Instruction
Pull out from the material below all lines with "Infiltration".
::: Provided records
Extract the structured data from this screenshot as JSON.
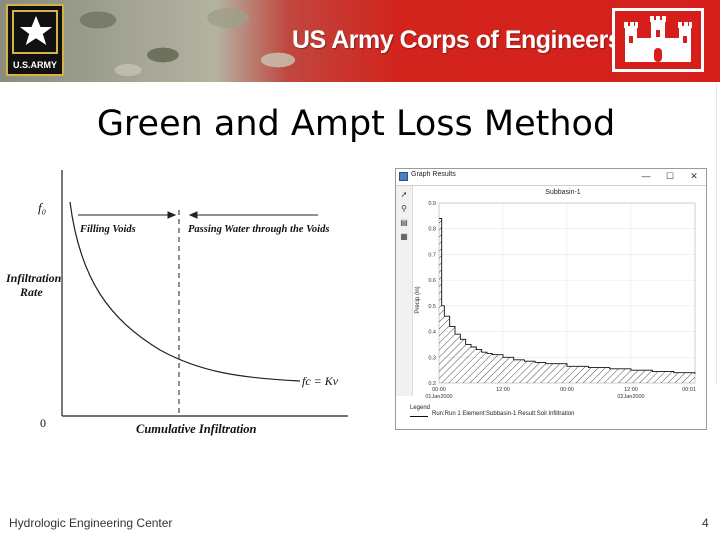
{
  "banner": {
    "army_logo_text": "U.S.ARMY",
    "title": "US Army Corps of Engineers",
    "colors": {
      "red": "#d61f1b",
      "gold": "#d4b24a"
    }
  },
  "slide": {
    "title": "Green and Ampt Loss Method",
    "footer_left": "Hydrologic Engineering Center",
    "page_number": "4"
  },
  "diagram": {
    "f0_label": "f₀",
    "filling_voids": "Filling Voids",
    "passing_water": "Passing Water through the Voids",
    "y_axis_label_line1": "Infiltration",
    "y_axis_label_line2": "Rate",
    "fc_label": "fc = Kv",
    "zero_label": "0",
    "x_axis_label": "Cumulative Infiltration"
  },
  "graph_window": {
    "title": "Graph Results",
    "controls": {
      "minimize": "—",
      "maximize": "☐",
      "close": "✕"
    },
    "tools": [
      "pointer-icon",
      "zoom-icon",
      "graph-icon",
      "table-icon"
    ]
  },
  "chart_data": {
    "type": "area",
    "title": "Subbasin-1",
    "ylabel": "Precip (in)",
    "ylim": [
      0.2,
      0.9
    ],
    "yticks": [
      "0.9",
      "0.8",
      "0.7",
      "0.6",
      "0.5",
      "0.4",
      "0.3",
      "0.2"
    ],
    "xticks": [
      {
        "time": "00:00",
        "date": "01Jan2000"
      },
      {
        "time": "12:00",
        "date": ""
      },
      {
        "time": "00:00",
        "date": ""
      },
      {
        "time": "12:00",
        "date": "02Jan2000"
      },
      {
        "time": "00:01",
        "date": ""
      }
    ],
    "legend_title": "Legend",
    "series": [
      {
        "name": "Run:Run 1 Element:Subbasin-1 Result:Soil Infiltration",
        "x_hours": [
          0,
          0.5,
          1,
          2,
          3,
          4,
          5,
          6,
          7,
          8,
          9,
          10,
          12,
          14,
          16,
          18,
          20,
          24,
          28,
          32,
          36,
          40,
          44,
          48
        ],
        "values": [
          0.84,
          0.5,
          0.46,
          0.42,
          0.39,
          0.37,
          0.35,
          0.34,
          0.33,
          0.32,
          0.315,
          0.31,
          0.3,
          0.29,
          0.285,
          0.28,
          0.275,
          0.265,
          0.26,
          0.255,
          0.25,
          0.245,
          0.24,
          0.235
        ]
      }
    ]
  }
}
::::::
Response to this exercise
    "y_axis_label_line1": "Infiltration",
    "x_axis_label": "Cumulative Infiltration"
        "name": "Run:Run 1 Element:Subbasin-1 Result:Soil Infiltration",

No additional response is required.